§ **Your task**: Pick out all lines of the entries that include the word "Relxill" and copy them.

§ **Data provided**:
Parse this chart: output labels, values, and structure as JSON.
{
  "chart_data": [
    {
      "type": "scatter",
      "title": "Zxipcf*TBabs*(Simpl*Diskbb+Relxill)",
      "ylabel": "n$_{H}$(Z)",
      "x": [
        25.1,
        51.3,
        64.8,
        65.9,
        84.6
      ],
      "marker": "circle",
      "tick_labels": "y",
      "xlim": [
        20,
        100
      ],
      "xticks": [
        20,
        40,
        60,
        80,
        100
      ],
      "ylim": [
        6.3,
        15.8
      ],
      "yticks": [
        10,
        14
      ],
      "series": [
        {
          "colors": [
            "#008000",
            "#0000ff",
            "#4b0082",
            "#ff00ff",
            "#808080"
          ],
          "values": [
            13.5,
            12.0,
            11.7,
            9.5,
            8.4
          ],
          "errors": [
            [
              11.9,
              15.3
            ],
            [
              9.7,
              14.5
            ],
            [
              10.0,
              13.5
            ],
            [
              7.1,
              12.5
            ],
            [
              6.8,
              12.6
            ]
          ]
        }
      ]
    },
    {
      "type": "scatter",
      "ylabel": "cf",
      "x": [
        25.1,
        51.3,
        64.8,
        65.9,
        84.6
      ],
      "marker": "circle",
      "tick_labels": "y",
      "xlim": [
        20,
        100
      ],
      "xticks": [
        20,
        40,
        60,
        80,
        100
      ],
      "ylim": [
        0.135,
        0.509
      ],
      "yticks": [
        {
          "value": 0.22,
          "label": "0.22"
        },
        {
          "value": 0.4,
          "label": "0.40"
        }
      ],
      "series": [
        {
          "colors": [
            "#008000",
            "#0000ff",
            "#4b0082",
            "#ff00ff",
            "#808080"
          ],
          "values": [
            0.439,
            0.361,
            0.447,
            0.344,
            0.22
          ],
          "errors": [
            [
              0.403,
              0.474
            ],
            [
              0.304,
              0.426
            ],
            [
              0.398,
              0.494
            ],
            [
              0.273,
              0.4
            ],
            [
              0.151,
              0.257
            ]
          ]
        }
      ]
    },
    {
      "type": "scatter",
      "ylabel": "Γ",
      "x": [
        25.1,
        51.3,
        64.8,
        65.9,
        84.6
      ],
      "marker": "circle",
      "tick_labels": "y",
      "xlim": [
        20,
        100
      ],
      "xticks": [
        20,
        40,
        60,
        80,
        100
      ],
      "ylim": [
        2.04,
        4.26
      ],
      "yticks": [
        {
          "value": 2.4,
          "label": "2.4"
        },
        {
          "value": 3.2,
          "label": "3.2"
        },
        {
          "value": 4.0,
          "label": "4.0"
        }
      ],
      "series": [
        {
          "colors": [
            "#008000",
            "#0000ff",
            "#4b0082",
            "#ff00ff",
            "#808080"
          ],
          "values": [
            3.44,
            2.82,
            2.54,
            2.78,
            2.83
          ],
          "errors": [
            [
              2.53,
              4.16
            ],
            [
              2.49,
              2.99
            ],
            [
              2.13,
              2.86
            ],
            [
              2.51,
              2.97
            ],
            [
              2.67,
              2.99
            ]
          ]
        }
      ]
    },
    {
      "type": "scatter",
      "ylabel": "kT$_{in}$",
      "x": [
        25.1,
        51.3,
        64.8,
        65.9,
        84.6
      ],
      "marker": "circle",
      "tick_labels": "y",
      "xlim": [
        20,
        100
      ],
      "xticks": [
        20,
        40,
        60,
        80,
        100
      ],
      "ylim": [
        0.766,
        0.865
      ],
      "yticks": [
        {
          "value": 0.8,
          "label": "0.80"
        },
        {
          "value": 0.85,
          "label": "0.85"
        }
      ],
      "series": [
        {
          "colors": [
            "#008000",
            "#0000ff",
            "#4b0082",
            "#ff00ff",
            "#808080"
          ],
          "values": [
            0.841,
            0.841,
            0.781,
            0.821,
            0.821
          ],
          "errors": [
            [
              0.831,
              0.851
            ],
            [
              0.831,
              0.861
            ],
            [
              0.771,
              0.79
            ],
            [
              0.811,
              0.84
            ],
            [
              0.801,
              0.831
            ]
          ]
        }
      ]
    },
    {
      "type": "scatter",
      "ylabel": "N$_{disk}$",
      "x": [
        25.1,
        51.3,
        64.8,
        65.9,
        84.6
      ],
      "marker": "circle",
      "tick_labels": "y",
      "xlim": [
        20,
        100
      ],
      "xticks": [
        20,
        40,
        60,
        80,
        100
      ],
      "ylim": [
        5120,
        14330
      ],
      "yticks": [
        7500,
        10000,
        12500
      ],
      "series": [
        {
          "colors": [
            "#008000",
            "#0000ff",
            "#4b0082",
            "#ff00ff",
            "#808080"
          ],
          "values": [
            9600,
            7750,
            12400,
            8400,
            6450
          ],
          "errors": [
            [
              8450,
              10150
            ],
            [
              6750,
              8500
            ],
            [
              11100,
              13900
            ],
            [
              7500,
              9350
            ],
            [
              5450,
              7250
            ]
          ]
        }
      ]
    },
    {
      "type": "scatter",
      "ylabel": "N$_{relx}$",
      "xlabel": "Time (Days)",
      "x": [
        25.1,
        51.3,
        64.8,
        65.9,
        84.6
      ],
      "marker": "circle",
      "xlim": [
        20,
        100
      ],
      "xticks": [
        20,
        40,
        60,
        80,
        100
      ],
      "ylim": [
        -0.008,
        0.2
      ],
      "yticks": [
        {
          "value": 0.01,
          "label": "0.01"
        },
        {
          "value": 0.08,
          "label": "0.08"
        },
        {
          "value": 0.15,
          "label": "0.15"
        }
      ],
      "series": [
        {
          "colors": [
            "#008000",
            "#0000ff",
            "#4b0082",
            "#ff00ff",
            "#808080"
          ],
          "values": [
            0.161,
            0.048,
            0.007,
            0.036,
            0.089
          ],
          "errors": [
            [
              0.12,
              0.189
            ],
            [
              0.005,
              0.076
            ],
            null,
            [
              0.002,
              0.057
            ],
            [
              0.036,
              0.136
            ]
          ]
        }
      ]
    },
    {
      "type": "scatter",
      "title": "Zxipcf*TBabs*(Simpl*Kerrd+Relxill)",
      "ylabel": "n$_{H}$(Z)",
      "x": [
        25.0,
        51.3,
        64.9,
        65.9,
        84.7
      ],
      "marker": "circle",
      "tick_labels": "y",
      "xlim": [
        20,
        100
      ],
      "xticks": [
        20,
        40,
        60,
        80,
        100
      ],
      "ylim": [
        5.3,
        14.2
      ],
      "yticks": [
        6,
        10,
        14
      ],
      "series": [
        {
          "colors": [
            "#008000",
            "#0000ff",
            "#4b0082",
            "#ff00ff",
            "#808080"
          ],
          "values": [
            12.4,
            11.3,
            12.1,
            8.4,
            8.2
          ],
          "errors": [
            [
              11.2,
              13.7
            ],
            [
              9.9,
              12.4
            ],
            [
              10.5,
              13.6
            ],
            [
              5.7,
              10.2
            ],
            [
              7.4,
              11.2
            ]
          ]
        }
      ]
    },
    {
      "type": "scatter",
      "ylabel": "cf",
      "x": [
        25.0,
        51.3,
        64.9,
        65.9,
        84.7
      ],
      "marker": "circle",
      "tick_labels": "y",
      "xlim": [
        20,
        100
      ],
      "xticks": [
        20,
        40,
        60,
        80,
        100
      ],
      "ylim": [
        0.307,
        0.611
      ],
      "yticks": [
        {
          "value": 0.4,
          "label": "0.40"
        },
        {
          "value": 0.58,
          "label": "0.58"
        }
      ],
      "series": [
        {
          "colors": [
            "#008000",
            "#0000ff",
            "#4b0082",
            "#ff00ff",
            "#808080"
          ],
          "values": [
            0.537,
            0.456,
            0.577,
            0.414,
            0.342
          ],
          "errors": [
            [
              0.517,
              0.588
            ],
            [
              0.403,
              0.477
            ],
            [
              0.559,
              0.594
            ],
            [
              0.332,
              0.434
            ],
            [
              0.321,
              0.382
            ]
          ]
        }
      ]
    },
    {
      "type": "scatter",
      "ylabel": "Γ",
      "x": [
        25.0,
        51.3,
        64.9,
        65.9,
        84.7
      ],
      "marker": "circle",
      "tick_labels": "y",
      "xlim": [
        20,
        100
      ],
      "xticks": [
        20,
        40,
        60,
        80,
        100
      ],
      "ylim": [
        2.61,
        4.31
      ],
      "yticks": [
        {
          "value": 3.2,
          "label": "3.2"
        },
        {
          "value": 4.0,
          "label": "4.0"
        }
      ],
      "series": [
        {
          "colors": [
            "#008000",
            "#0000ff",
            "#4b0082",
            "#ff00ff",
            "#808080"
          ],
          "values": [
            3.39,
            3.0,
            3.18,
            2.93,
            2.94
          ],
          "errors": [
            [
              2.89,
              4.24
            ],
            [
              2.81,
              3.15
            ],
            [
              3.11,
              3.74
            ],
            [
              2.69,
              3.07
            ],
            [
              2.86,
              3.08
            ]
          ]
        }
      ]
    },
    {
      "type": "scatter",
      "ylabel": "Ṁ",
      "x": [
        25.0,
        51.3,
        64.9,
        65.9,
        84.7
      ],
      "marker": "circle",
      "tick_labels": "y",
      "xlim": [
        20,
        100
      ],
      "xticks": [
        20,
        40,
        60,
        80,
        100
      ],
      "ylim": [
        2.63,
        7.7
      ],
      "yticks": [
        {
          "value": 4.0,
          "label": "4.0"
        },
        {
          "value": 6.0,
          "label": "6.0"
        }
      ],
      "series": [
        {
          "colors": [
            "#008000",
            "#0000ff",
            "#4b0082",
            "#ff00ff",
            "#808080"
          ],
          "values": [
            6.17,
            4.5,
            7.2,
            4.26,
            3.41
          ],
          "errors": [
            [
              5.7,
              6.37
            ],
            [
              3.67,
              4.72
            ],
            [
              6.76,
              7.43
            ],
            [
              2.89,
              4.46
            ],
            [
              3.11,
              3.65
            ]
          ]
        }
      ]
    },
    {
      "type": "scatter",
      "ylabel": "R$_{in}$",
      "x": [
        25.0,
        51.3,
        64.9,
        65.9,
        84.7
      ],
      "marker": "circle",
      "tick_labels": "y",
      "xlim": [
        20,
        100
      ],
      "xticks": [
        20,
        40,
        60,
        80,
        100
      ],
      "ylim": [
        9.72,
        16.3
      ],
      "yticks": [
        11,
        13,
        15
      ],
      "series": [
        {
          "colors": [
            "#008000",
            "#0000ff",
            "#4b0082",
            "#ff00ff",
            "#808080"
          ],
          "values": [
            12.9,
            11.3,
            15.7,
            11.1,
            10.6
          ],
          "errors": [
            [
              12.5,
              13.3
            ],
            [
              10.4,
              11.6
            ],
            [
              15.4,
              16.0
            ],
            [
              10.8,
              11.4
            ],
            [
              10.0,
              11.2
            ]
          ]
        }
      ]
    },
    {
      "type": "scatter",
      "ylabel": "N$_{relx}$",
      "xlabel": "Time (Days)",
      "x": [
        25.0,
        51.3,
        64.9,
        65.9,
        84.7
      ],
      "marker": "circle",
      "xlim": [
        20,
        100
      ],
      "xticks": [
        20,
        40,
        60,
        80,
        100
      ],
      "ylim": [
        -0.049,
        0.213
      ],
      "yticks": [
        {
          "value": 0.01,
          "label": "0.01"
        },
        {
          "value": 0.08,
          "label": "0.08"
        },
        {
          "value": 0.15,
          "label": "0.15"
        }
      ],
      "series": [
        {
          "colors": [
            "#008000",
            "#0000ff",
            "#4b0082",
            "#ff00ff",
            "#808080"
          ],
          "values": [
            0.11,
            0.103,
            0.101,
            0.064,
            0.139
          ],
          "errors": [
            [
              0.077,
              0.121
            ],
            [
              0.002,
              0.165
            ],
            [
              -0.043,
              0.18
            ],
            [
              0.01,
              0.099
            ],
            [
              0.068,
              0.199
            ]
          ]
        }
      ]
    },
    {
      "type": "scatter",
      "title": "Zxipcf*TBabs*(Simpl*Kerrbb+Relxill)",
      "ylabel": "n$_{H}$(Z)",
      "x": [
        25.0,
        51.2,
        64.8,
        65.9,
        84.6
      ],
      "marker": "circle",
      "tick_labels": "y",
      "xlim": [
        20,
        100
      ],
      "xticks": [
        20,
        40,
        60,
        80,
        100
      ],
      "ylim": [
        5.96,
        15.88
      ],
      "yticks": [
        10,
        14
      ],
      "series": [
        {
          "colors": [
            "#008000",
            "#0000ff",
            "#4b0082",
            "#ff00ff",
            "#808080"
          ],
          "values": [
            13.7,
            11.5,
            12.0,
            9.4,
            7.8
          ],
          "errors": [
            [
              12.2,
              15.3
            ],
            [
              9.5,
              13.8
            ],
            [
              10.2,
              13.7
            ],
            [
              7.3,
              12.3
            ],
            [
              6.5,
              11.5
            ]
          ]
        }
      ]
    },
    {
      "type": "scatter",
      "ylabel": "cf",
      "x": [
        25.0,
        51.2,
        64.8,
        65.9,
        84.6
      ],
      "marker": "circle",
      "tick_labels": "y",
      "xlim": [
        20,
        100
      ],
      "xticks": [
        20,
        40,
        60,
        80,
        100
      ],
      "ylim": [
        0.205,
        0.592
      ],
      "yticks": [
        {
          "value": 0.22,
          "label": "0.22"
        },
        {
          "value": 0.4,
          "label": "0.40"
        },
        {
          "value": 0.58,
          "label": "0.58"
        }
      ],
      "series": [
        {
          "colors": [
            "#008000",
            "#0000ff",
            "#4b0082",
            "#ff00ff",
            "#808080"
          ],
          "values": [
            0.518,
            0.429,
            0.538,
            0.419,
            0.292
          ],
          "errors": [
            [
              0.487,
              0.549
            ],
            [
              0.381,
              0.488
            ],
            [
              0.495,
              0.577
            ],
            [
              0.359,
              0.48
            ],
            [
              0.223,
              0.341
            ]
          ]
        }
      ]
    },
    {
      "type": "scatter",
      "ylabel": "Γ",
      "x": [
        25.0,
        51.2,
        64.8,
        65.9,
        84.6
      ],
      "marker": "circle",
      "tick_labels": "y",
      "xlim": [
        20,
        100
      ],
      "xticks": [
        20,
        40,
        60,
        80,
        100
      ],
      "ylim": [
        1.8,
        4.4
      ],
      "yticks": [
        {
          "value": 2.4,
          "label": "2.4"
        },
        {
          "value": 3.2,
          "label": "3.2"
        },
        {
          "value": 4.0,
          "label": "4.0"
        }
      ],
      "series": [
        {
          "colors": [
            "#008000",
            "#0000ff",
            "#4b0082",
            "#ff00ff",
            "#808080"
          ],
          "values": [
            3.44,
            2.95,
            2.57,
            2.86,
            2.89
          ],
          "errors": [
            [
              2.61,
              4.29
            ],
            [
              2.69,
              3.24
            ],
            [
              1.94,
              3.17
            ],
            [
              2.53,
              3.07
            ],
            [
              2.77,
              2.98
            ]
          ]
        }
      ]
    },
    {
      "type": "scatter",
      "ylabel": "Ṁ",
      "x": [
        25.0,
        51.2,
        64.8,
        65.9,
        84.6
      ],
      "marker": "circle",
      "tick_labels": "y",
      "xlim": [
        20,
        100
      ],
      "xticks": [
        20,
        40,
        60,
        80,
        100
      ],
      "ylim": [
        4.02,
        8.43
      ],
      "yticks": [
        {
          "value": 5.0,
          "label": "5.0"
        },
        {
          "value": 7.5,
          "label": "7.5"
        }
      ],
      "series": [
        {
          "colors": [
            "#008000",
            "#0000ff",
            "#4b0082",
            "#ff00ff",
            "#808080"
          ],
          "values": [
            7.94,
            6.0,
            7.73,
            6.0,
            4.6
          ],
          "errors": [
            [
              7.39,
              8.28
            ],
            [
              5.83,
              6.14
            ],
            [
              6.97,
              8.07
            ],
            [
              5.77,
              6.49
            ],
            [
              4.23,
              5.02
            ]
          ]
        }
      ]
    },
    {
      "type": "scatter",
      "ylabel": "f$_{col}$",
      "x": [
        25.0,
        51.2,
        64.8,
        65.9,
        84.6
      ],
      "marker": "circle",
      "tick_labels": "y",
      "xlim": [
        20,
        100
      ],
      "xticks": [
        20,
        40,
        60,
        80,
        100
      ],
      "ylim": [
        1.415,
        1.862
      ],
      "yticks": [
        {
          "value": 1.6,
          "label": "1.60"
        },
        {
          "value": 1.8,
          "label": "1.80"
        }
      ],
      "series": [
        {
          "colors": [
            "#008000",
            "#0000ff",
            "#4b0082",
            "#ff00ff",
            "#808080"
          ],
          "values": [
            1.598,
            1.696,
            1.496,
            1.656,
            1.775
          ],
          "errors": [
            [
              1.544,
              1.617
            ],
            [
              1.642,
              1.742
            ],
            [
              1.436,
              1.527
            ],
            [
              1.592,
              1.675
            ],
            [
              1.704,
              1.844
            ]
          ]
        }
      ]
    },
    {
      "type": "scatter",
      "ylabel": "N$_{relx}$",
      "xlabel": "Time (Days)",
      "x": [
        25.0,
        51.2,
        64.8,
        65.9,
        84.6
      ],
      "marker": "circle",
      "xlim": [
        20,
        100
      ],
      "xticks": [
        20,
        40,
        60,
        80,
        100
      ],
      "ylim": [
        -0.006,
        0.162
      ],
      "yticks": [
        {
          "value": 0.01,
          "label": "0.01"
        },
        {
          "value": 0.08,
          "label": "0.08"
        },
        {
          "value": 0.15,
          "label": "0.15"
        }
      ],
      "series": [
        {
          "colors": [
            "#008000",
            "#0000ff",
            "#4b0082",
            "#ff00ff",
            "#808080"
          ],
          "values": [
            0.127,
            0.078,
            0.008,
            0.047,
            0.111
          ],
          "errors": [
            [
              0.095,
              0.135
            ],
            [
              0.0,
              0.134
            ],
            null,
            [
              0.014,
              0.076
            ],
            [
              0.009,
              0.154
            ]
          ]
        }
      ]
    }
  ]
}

§ **Output of the exercise**:
      "title": "Zxipcf*TBabs*(Simpl*Diskbb+Relxill)",
      "title": "Zxipcf*TBabs*(Simpl*Kerrd+Relxill)",
      "title": "Zxipcf*TBabs*(Simpl*Kerrbb+Relxill)",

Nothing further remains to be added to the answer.